--- START OF Material for the task ---
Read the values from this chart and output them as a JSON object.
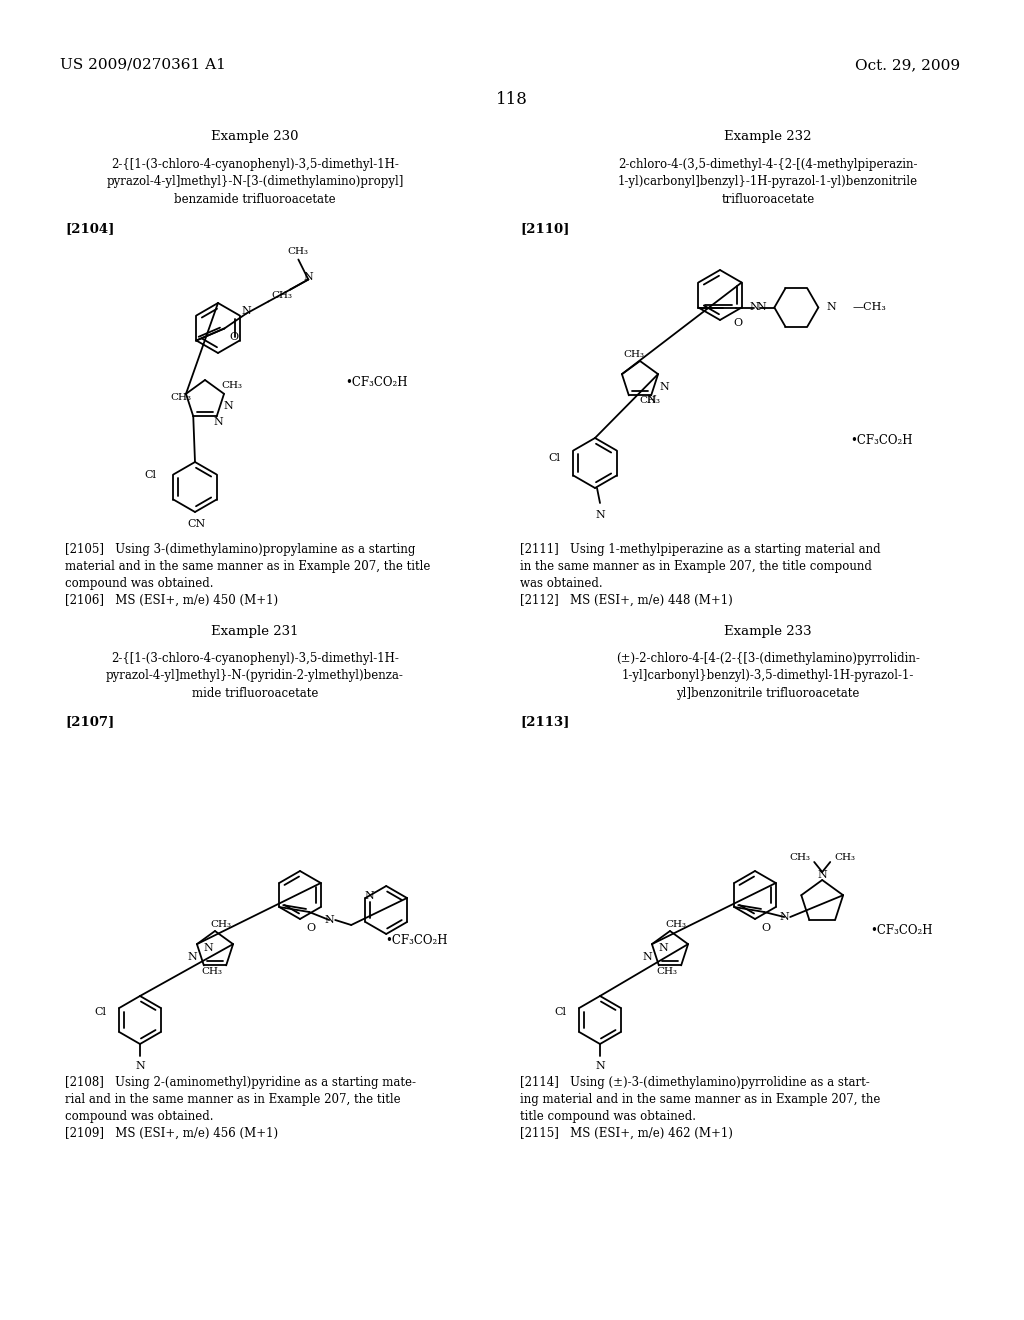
{
  "page_header_left": "US 2009/0270361 A1",
  "page_header_right": "Oct. 29, 2009",
  "page_number": "118",
  "background_color": "#ffffff",
  "text_color": "#000000",
  "ex230_title": "Example 230",
  "ex230_name": "2-{[1-(3-chloro-4-cyanophenyl)-3,5-dimethyl-1H-\npyrazol-4-yl]methyl}-N-[3-(dimethylamino)propyl]\nbenzamide trifluoroacetate",
  "ex230_tag": "[2104]",
  "ex230_note1": "[2105]   Using 3-(dimethylamino)propylamine as a starting\nmaterial and in the same manner as in Example 207, the title\ncompound was obtained.",
  "ex230_note2": "[2106]   MS (ESI+, m/e) 450 (M+1)",
  "ex231_title": "Example 231",
  "ex231_name": "2-{[1-(3-chloro-4-cyanophenyl)-3,5-dimethyl-1H-\npyrazol-4-yl]methyl}-N-(pyridin-2-ylmethyl)benza-\nmide trifluoroacetate",
  "ex231_tag": "[2107]",
  "ex231_note1": "[2108]   Using 2-(aminomethyl)pyridine as a starting mate-\nrial and in the same manner as in Example 207, the title\ncompound was obtained.",
  "ex231_note2": "[2109]   MS (ESI+, m/e) 456 (M+1)",
  "ex232_title": "Example 232",
  "ex232_name": "2-chloro-4-(3,5-dimethyl-4-{2-[(4-methylpiperazin-\n1-yl)carbonyl]benzyl}-1H-pyrazol-1-yl)benzonitrile\ntrifluoroacetate",
  "ex232_tag": "[2110]",
  "ex232_note1": "[2111]   Using 1-methylpiperazine as a starting material and\nin the same manner as in Example 207, the title compound\nwas obtained.",
  "ex232_note2": "[2112]   MS (ESI+, m/e) 448 (M+1)",
  "ex233_title": "Example 233",
  "ex233_name": "(±)-2-chloro-4-[4-(2-{[3-(dimethylamino)pyrrolidin-\n1-yl]carbonyl}benzyl)-3,5-dimethyl-1H-pyrazol-1-\nyl]benzonitrile trifluoroacetate",
  "ex233_tag": "[2113]",
  "ex233_note1": "[2114]   Using (±)-3-(dimethylamino)pyrrolidine as a start-\ning material and in the same manner as in Example 207, the\ntitle compound was obtained.",
  "ex233_note2": "[2115]   MS (ESI+, m/e) 462 (M+1)"
}
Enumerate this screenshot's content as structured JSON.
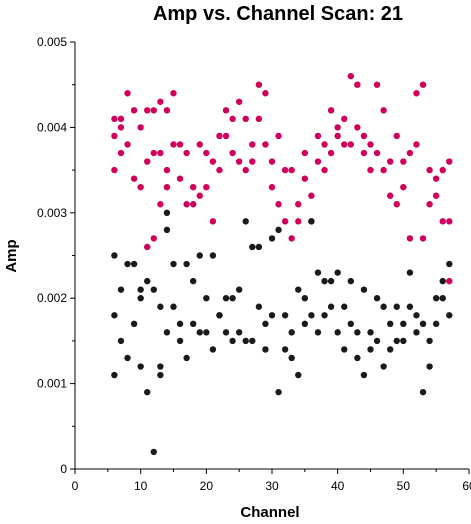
{
  "chart_data": {
    "type": "scatter",
    "title": "Amp vs. Channel Scan: 21",
    "xlabel": "Channel",
    "ylabel": "Amp",
    "xlim": [
      0,
      60
    ],
    "ylim": [
      0,
      0.005
    ],
    "x_ticks": [
      "0",
      "10",
      "20",
      "30",
      "40",
      "50",
      "60"
    ],
    "y_ticks": [
      "0",
      "0.001",
      "0.002",
      "0.003",
      "0.004",
      "0.005"
    ],
    "grid": false,
    "legend": "none",
    "series": [
      {
        "color": "#d0005a",
        "points": [
          [
            6,
            0.0041
          ],
          [
            6,
            0.0039
          ],
          [
            6,
            0.0035
          ],
          [
            7,
            0.0041
          ],
          [
            7,
            0.0037
          ],
          [
            7,
            0.004
          ],
          [
            8,
            0.0044
          ],
          [
            8,
            0.0038
          ],
          [
            9,
            0.0042
          ],
          [
            9,
            0.0034
          ],
          [
            10,
            0.004
          ],
          [
            10,
            0.0033
          ],
          [
            11,
            0.0042
          ],
          [
            11,
            0.0036
          ],
          [
            11,
            0.0026
          ],
          [
            12,
            0.0042
          ],
          [
            12,
            0.0037
          ],
          [
            12,
            0.0027
          ],
          [
            13,
            0.0037
          ],
          [
            13,
            0.0043
          ],
          [
            13,
            0.0031
          ],
          [
            14,
            0.0042
          ],
          [
            14,
            0.0035
          ],
          [
            14,
            0.0033
          ],
          [
            15,
            0.0038
          ],
          [
            15,
            0.0044
          ],
          [
            16,
            0.0038
          ],
          [
            16,
            0.0034
          ],
          [
            17,
            0.0031
          ],
          [
            17,
            0.0037
          ],
          [
            18,
            0.0031
          ],
          [
            18,
            0.0033
          ],
          [
            19,
            0.0032
          ],
          [
            19,
            0.0038
          ],
          [
            20,
            0.0037
          ],
          [
            20,
            0.0033
          ],
          [
            21,
            0.0036
          ],
          [
            21,
            0.0029
          ],
          [
            22,
            0.0039
          ],
          [
            22,
            0.0035
          ],
          [
            23,
            0.0042
          ],
          [
            23,
            0.0039
          ],
          [
            24,
            0.0041
          ],
          [
            24,
            0.0037
          ],
          [
            25,
            0.0043
          ],
          [
            25,
            0.0036
          ],
          [
            26,
            0.0035
          ],
          [
            26,
            0.0041
          ],
          [
            27,
            0.0036
          ],
          [
            27,
            0.0038
          ],
          [
            28,
            0.0045
          ],
          [
            28,
            0.0041
          ],
          [
            29,
            0.0044
          ],
          [
            29,
            0.0038
          ],
          [
            30,
            0.0033
          ],
          [
            30,
            0.0036
          ],
          [
            31,
            0.0039
          ],
          [
            31,
            0.0031
          ],
          [
            32,
            0.0035
          ],
          [
            32,
            0.0029
          ],
          [
            33,
            0.0035
          ],
          [
            33,
            0.0027
          ],
          [
            34,
            0.0031
          ],
          [
            34,
            0.0029
          ],
          [
            35,
            0.0034
          ],
          [
            35,
            0.0037
          ],
          [
            36,
            0.0032
          ],
          [
            36,
            0.0029
          ],
          [
            37,
            0.0039
          ],
          [
            37,
            0.0036
          ],
          [
            38,
            0.0035
          ],
          [
            38,
            0.0038
          ],
          [
            39,
            0.0042
          ],
          [
            39,
            0.0037
          ],
          [
            40,
            0.0039
          ],
          [
            40,
            0.004
          ],
          [
            41,
            0.0041
          ],
          [
            41,
            0.0038
          ],
          [
            42,
            0.0046
          ],
          [
            42,
            0.0038
          ],
          [
            43,
            0.0045
          ],
          [
            43,
            0.004
          ],
          [
            44,
            0.0039
          ],
          [
            44,
            0.0037
          ],
          [
            45,
            0.0035
          ],
          [
            45,
            0.0038
          ],
          [
            46,
            0.0045
          ],
          [
            46,
            0.0037
          ],
          [
            47,
            0.0042
          ],
          [
            47,
            0.0035
          ],
          [
            48,
            0.0036
          ],
          [
            48,
            0.0032
          ],
          [
            49,
            0.0039
          ],
          [
            49,
            0.0031
          ],
          [
            50,
            0.0036
          ],
          [
            50,
            0.0033
          ],
          [
            51,
            0.0037
          ],
          [
            51,
            0.0027
          ],
          [
            52,
            0.0044
          ],
          [
            52,
            0.0038
          ],
          [
            53,
            0.0045
          ],
          [
            53,
            0.0027
          ],
          [
            54,
            0.0035
          ],
          [
            54,
            0.0031
          ],
          [
            55,
            0.0032
          ],
          [
            55,
            0.0034
          ],
          [
            56,
            0.0035
          ],
          [
            56,
            0.0029
          ],
          [
            57,
            0.0036
          ],
          [
            57,
            0.0022
          ],
          [
            57,
            0.0029
          ]
        ]
      },
      {
        "color": "#1a1a1a",
        "points": [
          [
            6,
            0.0025
          ],
          [
            6,
            0.0018
          ],
          [
            6,
            0.0011
          ],
          [
            7,
            0.0021
          ],
          [
            7,
            0.0015
          ],
          [
            8,
            0.0024
          ],
          [
            8,
            0.0013
          ],
          [
            9,
            0.0024
          ],
          [
            9,
            0.0017
          ],
          [
            10,
            0.0021
          ],
          [
            10,
            0.002
          ],
          [
            10,
            0.0012
          ],
          [
            11,
            0.0022
          ],
          [
            11,
            0.0009
          ],
          [
            12,
            0.0021
          ],
          [
            12,
            0.0002
          ],
          [
            13,
            0.0011
          ],
          [
            13,
            0.0012
          ],
          [
            13,
            0.0019
          ],
          [
            14,
            0.0028
          ],
          [
            14,
            0.0016
          ],
          [
            14,
            0.003
          ],
          [
            15,
            0.0024
          ],
          [
            15,
            0.0019
          ],
          [
            16,
            0.0017
          ],
          [
            16,
            0.0015
          ],
          [
            17,
            0.0024
          ],
          [
            17,
            0.0013
          ],
          [
            18,
            0.0022
          ],
          [
            18,
            0.0017
          ],
          [
            19,
            0.0025
          ],
          [
            19,
            0.0016
          ],
          [
            20,
            0.002
          ],
          [
            20,
            0.0016
          ],
          [
            21,
            0.0025
          ],
          [
            21,
            0.0014
          ],
          [
            22,
            0.0018
          ],
          [
            22,
            0.0018
          ],
          [
            23,
            0.002
          ],
          [
            23,
            0.0016
          ],
          [
            24,
            0.002
          ],
          [
            24,
            0.0015
          ],
          [
            25,
            0.0016
          ],
          [
            25,
            0.0021
          ],
          [
            26,
            0.0029
          ],
          [
            26,
            0.0015
          ],
          [
            27,
            0.0026
          ],
          [
            27,
            0.0015
          ],
          [
            28,
            0.0026
          ],
          [
            28,
            0.0019
          ],
          [
            29,
            0.0017
          ],
          [
            29,
            0.0014
          ],
          [
            30,
            0.0027
          ],
          [
            30,
            0.0018
          ],
          [
            31,
            0.0028
          ],
          [
            31,
            0.0009
          ],
          [
            32,
            0.0018
          ],
          [
            32,
            0.0014
          ],
          [
            33,
            0.0016
          ],
          [
            33,
            0.0013
          ],
          [
            34,
            0.0021
          ],
          [
            34,
            0.0011
          ],
          [
            35,
            0.002
          ],
          [
            35,
            0.0017
          ],
          [
            36,
            0.0029
          ],
          [
            36,
            0.0018
          ],
          [
            37,
            0.0023
          ],
          [
            37,
            0.0016
          ],
          [
            38,
            0.0022
          ],
          [
            38,
            0.0018
          ],
          [
            39,
            0.0022
          ],
          [
            39,
            0.0019
          ],
          [
            40,
            0.0023
          ],
          [
            40,
            0.0016
          ],
          [
            41,
            0.0019
          ],
          [
            41,
            0.0014
          ],
          [
            42,
            0.0022
          ],
          [
            42,
            0.0017
          ],
          [
            43,
            0.0016
          ],
          [
            43,
            0.0013
          ],
          [
            44,
            0.0021
          ],
          [
            44,
            0.0011
          ],
          [
            45,
            0.0016
          ],
          [
            45,
            0.0014
          ],
          [
            46,
            0.002
          ],
          [
            46,
            0.0015
          ],
          [
            47,
            0.0019
          ],
          [
            47,
            0.0012
          ],
          [
            48,
            0.0017
          ],
          [
            48,
            0.0014
          ],
          [
            49,
            0.0019
          ],
          [
            49,
            0.0015
          ],
          [
            50,
            0.0017
          ],
          [
            50,
            0.0015
          ],
          [
            51,
            0.0023
          ],
          [
            51,
            0.0019
          ],
          [
            52,
            0.0018
          ],
          [
            52,
            0.0016
          ],
          [
            53,
            0.0017
          ],
          [
            53,
            0.0009
          ],
          [
            54,
            0.0015
          ],
          [
            54,
            0.0012
          ],
          [
            55,
            0.0017
          ],
          [
            55,
            0.002
          ],
          [
            56,
            0.0022
          ],
          [
            56,
            0.002
          ],
          [
            57,
            0.0024
          ],
          [
            57,
            0.0018
          ]
        ]
      }
    ]
  }
}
--- END OF Material for the task ---
*Objective:* Take every line that includes the string "cyanophenyl" and copy it.

*Final answer:*
  "ex230_name": "2-{[1-(3-chloro-4-cyanophenyl)-3,5-dimethyl-1H-\npyrazol-4-yl]methyl}-N-[3-(dimethylamino)propyl]\nbenzamide trifluoroacetate",
  "ex231_name": "2-{[1-(3-chloro-4-cyanophenyl)-3,5-dimethyl-1H-\npyrazol-4-yl]methyl}-N-(pyridin-2-ylmethyl)benza-\nmide trifluoroacetate",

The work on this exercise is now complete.